▶ **GIVEN TASK**
Copy the listing below in full and skip every picture.

+++ RAW DATA +++

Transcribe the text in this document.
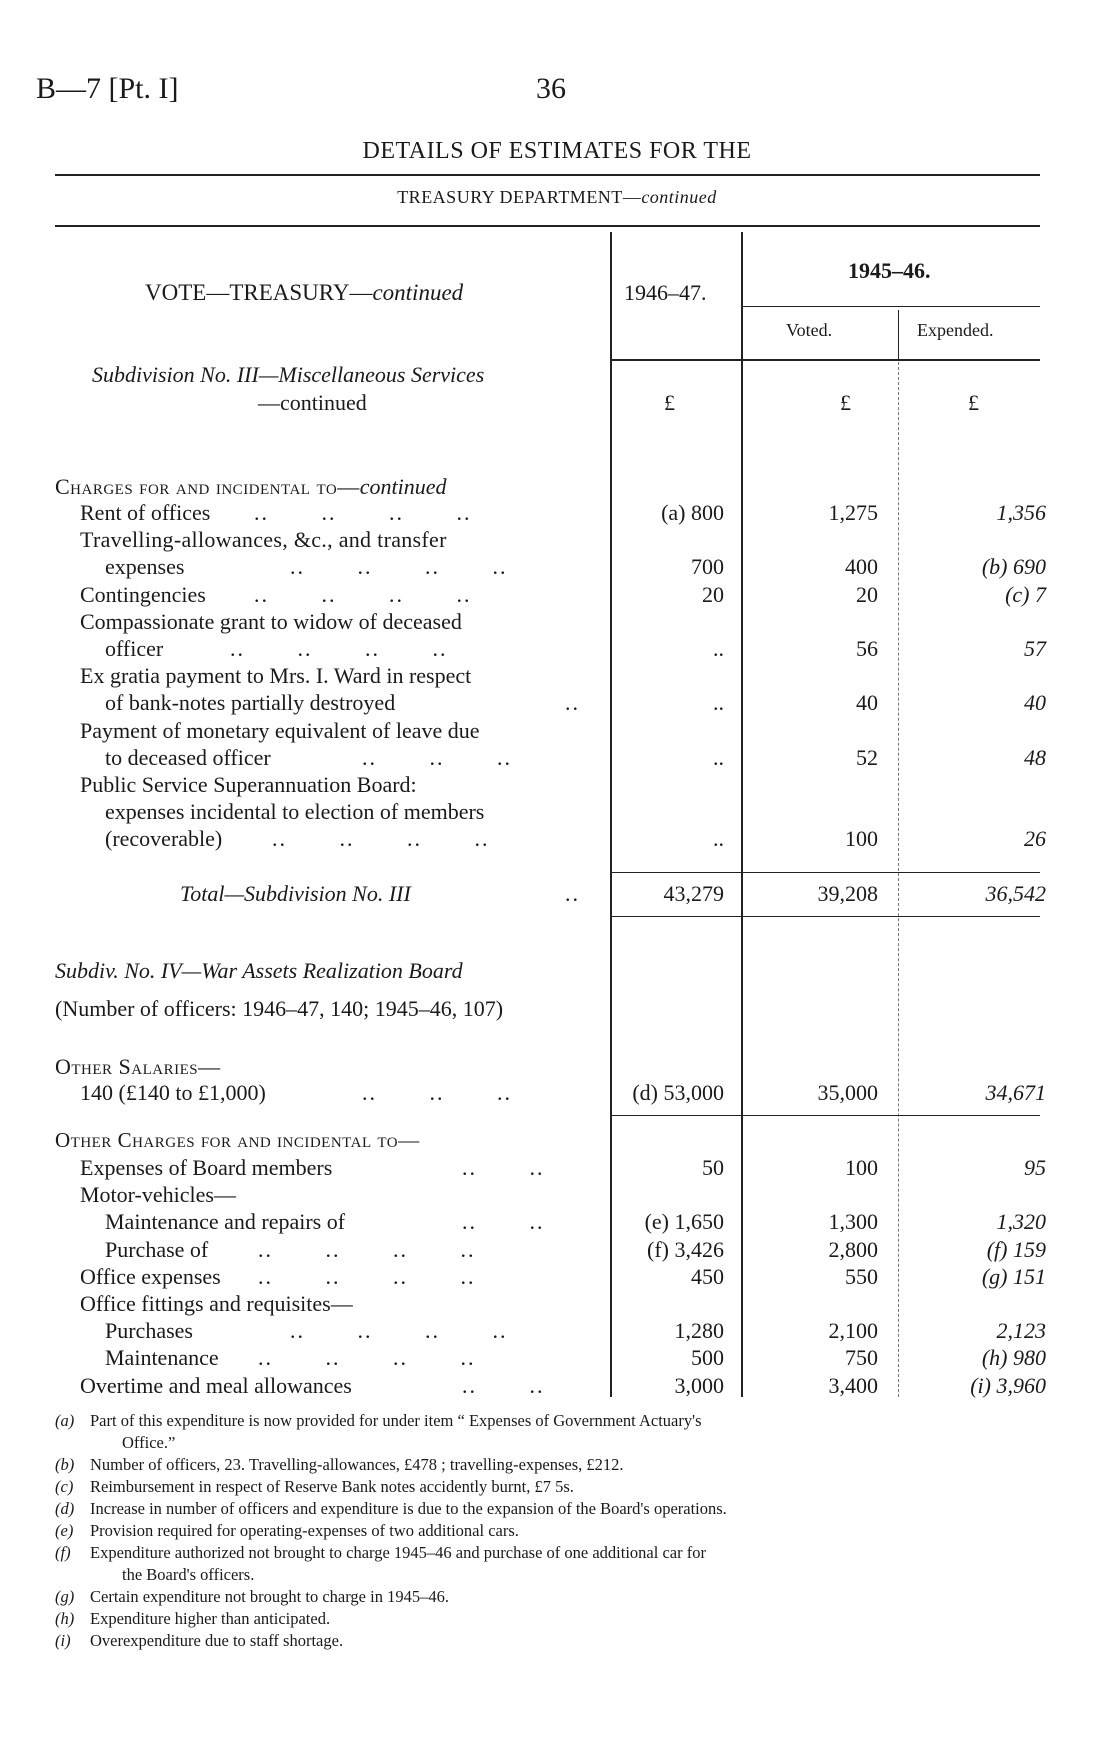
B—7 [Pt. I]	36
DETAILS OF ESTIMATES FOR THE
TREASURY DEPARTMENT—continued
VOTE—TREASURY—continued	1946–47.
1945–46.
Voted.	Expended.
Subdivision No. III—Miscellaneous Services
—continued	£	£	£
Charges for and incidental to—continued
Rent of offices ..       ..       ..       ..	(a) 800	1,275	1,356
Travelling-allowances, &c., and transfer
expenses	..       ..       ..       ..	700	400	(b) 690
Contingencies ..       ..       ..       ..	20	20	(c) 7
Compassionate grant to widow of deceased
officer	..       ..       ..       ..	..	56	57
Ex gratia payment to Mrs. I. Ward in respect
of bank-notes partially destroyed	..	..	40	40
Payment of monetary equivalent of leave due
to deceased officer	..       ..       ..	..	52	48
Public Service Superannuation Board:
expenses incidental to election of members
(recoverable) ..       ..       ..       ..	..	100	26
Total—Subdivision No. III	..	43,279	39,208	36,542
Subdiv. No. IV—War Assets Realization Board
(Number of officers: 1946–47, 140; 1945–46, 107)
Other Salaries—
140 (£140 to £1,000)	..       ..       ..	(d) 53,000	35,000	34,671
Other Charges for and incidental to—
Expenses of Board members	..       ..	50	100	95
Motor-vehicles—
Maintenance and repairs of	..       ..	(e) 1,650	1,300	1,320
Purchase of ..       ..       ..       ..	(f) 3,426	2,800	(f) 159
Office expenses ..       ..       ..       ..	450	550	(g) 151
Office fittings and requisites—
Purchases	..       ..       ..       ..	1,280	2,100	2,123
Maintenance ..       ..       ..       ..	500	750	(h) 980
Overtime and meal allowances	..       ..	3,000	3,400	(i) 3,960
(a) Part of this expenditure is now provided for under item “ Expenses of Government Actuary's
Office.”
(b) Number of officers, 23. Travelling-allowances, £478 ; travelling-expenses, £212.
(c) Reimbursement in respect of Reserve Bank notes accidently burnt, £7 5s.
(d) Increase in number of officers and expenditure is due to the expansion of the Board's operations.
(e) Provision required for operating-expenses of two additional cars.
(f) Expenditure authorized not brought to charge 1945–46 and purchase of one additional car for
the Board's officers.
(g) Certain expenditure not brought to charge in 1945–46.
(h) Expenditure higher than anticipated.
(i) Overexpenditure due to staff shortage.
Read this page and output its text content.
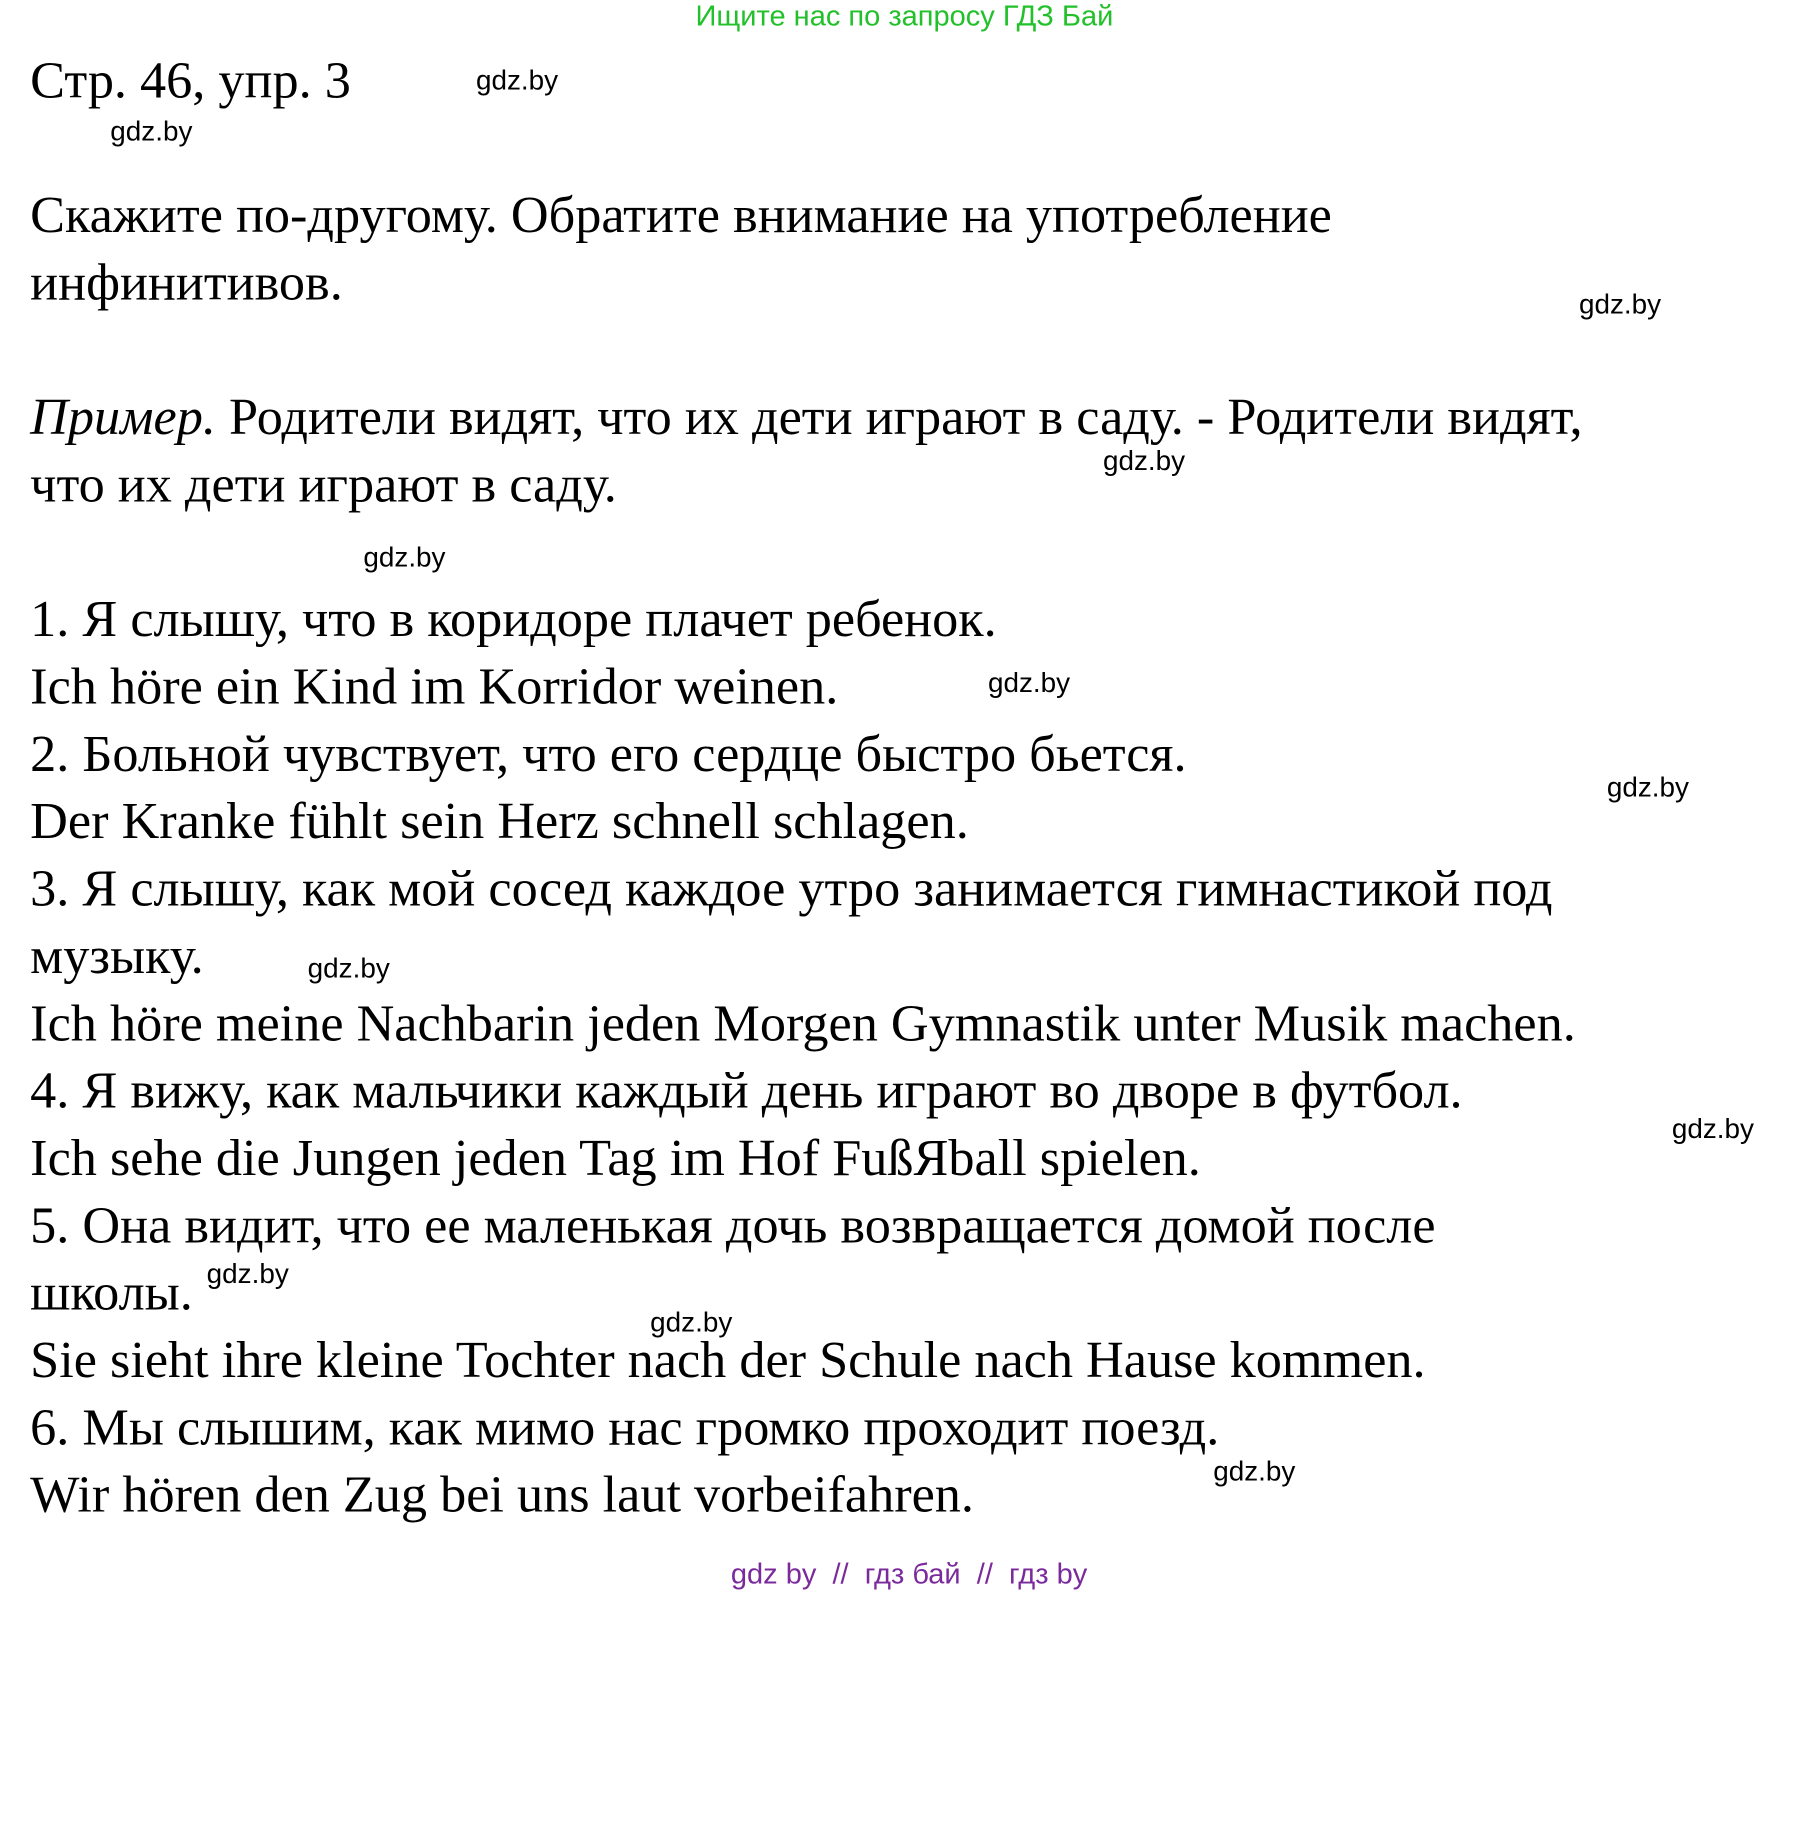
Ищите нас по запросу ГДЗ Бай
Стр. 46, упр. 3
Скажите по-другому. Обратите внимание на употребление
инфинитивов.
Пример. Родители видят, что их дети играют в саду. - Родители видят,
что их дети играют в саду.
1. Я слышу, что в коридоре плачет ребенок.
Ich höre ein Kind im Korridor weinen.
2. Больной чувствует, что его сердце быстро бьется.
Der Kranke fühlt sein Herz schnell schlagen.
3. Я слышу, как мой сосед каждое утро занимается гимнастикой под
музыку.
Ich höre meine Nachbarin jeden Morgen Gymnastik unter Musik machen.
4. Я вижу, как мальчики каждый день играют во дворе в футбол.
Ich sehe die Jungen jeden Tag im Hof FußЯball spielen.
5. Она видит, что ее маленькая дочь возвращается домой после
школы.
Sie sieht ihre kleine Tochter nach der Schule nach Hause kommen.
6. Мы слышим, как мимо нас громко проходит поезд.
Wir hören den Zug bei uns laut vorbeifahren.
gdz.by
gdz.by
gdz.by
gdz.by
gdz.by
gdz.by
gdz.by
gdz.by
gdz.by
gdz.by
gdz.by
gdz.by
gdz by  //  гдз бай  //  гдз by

+++

▶ **ANSWER TO THE TASK**
Transcribe the text in this document.
B—7 [Pt. I]	36
DETAILS OF ESTIMATES FOR THE
TREASURY DEPARTMENT—continued
VOTE—TREASURY—continued	1946–47.
1945–46.
Voted.	Expended.
Subdivision No. III—Miscellaneous Services
—continued	£	£	£
Charges for and incidental to—continued
Rent of offices ..       ..       ..       ..	(a) 800	1,275	1,356
Travelling-allowances, &c., and transfer
expenses	..       ..       ..       ..	700	400	(b) 690
Contingencies ..       ..       ..       ..	20	20	(c) 7
Compassionate grant to widow of deceased
officer	..       ..       ..       ..	..	56	57
Ex gratia payment to Mrs. I. Ward in respect
of bank-notes partially destroyed	..	..	40	40
Payment of monetary equivalent of leave due
to deceased officer	..       ..       ..	..	52	48
Public Service Superannuation Board:
expenses incidental to election of members
(recoverable) ..       ..       ..       ..	..	100	26
Total—Subdivision No. III	..	43,279	39,208	36,542
Subdiv. No. IV—War Assets Realization Board
(Number of officers: 1946–47, 140; 1945–46, 107)
Other Salaries—
140 (£140 to £1,000)	..       ..       ..	(d) 53,000	35,000	34,671
Other Charges for and incidental to—
Expenses of Board members	..       ..	50	100	95
Motor-vehicles—
Maintenance and repairs of	..       ..	(e) 1,650	1,300	1,320
Purchase of ..       ..       ..       ..	(f) 3,426	2,800	(f) 159
Office expenses ..       ..       ..       ..	450	550	(g) 151
Office fittings and requisites—
Purchases	..       ..       ..       ..	1,280	2,100	2,123
Maintenance ..       ..       ..       ..	500	750	(h) 980
Overtime and meal allowances	..       ..	3,000	3,400	(i) 3,960
(a) Part of this expenditure is now provided for under item “ Expenses of Government Actuary's
Office.”
(b) Number of officers, 23. Travelling-allowances, £478 ; travelling-expenses, £212.
(c) Reimbursement in respect of Reserve Bank notes accidently burnt, £7 5s.
(d) Increase in number of officers and expenditure is due to the expansion of the Board's operations.
(e) Provision required for operating-expenses of two additional cars.
(f) Expenditure authorized not brought to charge 1945–46 and purchase of one additional car for
the Board's officers.
(g) Certain expenditure not brought to charge in 1945–46.
(h) Expenditure higher than anticipated.
(i) Overexpenditure due to staff shortage.
Read this page and output its text content.
Ищите нас по запросу ГДЗ Бай
Стр. 46, упр. 3
Скажите по-другому. Обратите внимание на употребление
инфинитивов.
Пример. Родители видят, что их дети играют в саду. - Родители видят,
что их дети играют в саду.
1. Я слышу, что в коридоре плачет ребенок.
Ich höre ein Kind im Korridor weinen.
2. Больной чувствует, что его сердце быстро бьется.
Der Kranke fühlt sein Herz schnell schlagen.
3. Я слышу, как мой сосед каждое утро занимается гимнастикой под
музыку.
Ich höre meine Nachbarin jeden Morgen Gymnastik unter Musik machen.
4. Я вижу, как мальчики каждый день играют во дворе в футбол.
Ich sehe die Jungen jeden Tag im Hof FußЯball spielen.
5. Она видит, что ее маленькая дочь возвращается домой после
школы.
Sie sieht ihre kleine Tochter nach der Schule nach Hause kommen.
6. Мы слышим, как мимо нас громко проходит поезд.
Wir hören den Zug bei uns laut vorbeifahren.
gdz.by
gdz.by
gdz.by
gdz.by
gdz.by
gdz.by
gdz.by
gdz.by
gdz.by
gdz.by
gdz.by
gdz.by
gdz by  //  гдз бай  //  гдз by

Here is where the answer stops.